- DATA IN THIS EXERCISE -
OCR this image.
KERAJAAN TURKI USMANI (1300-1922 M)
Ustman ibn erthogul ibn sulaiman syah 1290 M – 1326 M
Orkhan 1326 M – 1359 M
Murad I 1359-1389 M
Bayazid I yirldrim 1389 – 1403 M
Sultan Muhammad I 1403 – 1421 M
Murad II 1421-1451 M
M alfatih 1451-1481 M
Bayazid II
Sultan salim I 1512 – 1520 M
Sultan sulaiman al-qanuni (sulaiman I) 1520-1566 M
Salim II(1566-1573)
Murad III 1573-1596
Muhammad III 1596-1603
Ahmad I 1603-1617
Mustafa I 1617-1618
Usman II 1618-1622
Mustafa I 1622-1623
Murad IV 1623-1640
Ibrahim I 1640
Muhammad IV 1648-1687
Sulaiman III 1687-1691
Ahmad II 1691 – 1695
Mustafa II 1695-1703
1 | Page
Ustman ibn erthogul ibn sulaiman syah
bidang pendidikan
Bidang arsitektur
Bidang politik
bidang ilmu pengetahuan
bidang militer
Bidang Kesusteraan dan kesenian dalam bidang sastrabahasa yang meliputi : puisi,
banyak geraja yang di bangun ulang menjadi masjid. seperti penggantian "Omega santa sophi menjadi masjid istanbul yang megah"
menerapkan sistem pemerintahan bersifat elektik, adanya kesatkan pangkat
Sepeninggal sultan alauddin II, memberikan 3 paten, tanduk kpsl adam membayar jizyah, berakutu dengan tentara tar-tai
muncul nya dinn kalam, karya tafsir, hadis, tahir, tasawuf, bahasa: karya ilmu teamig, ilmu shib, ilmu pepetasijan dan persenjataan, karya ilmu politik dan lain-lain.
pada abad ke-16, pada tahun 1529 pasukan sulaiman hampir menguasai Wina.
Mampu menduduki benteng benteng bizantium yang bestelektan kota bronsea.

- INSTRUCTIONS FOR THE TASK -
From the data above, copy out every line with the string "erthogul" in it.

- EXERCISE OUTPUT -
Ustman ibn erthogul ibn sulaiman syah 1290 M – 1326 M
Ustman ibn erthogul ibn sulaiman syah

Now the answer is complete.